[start Exercise material]

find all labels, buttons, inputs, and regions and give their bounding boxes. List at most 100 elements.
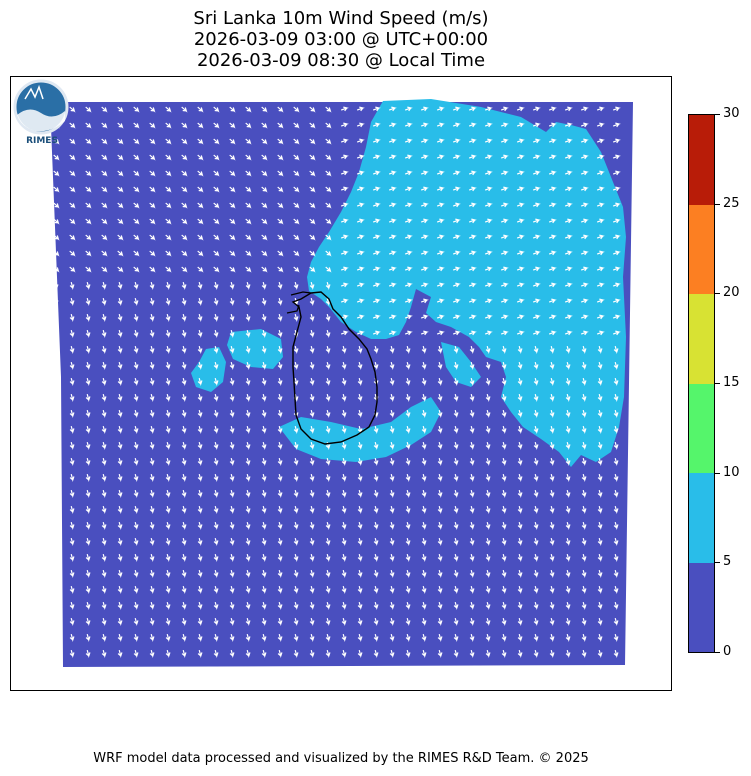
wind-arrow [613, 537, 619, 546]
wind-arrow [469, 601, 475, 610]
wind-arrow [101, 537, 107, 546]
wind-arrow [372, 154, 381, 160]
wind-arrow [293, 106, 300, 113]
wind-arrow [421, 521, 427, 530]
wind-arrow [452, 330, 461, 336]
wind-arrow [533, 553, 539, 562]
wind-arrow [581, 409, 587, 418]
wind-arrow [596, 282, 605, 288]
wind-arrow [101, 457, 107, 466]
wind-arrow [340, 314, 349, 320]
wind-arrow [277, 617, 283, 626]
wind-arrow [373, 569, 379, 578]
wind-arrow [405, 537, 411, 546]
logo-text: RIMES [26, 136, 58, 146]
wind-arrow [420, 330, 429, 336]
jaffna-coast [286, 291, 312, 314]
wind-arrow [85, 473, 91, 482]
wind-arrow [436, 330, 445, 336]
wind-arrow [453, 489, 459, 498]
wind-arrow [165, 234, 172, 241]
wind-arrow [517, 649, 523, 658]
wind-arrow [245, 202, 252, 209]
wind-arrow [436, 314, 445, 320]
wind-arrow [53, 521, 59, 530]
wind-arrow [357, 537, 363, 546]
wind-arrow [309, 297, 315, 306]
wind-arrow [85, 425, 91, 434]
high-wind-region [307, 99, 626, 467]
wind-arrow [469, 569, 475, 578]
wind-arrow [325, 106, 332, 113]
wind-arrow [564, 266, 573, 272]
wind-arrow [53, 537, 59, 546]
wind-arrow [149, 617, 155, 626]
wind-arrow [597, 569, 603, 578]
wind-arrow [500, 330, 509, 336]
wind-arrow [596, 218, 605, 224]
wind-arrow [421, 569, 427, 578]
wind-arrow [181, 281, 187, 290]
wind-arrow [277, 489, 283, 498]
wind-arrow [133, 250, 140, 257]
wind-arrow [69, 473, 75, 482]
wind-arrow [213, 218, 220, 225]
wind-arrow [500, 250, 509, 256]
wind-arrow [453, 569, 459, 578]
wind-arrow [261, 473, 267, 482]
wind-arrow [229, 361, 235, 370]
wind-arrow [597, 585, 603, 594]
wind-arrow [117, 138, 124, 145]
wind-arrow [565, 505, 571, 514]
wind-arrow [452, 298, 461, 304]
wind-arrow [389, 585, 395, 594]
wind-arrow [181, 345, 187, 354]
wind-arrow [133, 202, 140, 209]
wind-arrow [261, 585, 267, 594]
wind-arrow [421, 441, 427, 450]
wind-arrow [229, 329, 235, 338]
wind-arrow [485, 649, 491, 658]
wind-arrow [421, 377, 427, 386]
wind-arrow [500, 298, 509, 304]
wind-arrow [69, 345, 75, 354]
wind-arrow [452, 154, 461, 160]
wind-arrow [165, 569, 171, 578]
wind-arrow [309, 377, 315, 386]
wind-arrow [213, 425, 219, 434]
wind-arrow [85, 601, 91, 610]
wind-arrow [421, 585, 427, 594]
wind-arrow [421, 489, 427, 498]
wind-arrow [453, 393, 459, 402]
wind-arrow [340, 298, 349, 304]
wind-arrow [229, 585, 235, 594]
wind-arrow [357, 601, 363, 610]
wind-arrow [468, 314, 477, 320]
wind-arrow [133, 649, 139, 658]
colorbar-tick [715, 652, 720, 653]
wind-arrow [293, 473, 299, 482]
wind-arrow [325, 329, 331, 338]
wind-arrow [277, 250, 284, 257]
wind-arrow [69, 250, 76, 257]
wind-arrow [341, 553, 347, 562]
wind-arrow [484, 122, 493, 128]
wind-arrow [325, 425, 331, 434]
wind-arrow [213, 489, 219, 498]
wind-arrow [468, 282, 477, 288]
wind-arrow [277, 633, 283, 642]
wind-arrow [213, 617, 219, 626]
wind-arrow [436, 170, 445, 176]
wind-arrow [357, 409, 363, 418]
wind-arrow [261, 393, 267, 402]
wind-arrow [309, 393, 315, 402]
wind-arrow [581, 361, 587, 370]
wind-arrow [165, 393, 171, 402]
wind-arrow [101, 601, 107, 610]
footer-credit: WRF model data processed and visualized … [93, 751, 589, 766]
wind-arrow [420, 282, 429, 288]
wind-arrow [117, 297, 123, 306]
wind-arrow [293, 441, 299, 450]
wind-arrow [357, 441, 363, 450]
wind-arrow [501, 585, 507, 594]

[end Exercise material]
[start Exercise material]

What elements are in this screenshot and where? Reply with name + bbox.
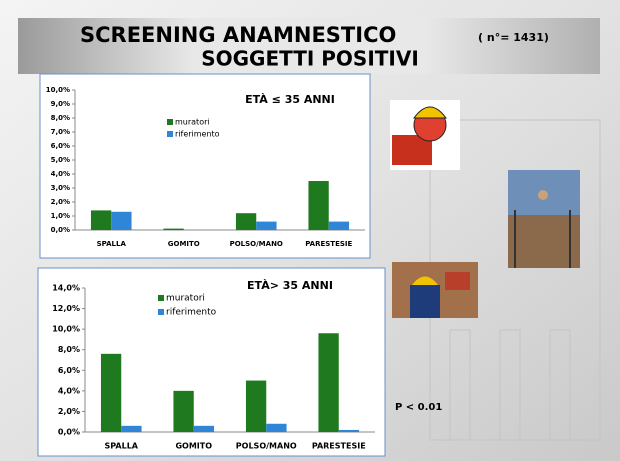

[end Exercise material]
[start Exercise material]

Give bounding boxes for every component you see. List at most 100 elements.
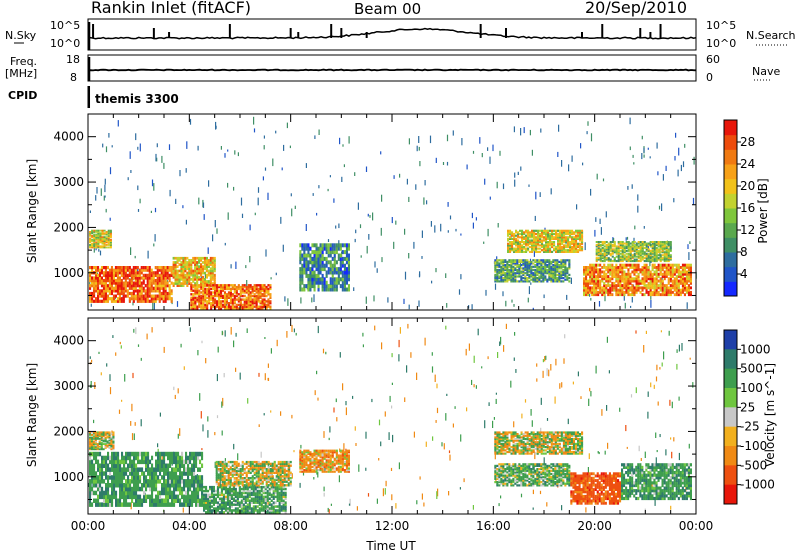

[end Exercise material]

— Exercise goal —
Update the data starting at the line with "find all labels, buttons, inputs, and" and ending at the line with "wind-arrow [229, 361, 235, 370]" by putting "strong-wind-region" in place of "high-wind-region", keeping everything else the same. Give back only those lines, without the pictures.

— Answer to the task —
find all labels, buttons, inputs, and regions and give their bounding boxes. List at most 100 elements.
wind-arrow [613, 537, 619, 546]
wind-arrow [469, 601, 475, 610]
wind-arrow [101, 537, 107, 546]
wind-arrow [372, 154, 381, 160]
wind-arrow [293, 106, 300, 113]
wind-arrow [421, 521, 427, 530]
wind-arrow [452, 330, 461, 336]
wind-arrow [533, 553, 539, 562]
wind-arrow [581, 409, 587, 418]
wind-arrow [596, 282, 605, 288]
wind-arrow [101, 457, 107, 466]
wind-arrow [340, 314, 349, 320]
wind-arrow [277, 617, 283, 626]
wind-arrow [373, 569, 379, 578]
wind-arrow [405, 537, 411, 546]
logo-text: RIMES [26, 136, 58, 146]
wind-arrow [420, 330, 429, 336]
jaffna-coast [286, 291, 312, 314]
wind-arrow [85, 473, 91, 482]
wind-arrow [436, 330, 445, 336]
wind-arrow [453, 489, 459, 498]
wind-arrow [165, 234, 172, 241]
wind-arrow [517, 649, 523, 658]
wind-arrow [245, 202, 252, 209]
wind-arrow [436, 314, 445, 320]
wind-arrow [53, 521, 59, 530]
wind-arrow [357, 537, 363, 546]
wind-arrow [309, 297, 315, 306]
wind-arrow [85, 425, 91, 434]
strong-wind-region [307, 99, 626, 467]
wind-arrow [469, 569, 475, 578]
wind-arrow [325, 106, 332, 113]
wind-arrow [564, 266, 573, 272]
wind-arrow [53, 537, 59, 546]
wind-arrow [149, 617, 155, 626]
wind-arrow [597, 569, 603, 578]
wind-arrow [500, 330, 509, 336]
wind-arrow [596, 218, 605, 224]
wind-arrow [421, 569, 427, 578]
wind-arrow [181, 281, 187, 290]
wind-arrow [277, 489, 283, 498]
wind-arrow [133, 250, 140, 257]
wind-arrow [69, 473, 75, 482]
wind-arrow [213, 218, 220, 225]
wind-arrow [500, 250, 509, 256]
wind-arrow [453, 569, 459, 578]
wind-arrow [261, 473, 267, 482]
wind-arrow [229, 361, 235, 370]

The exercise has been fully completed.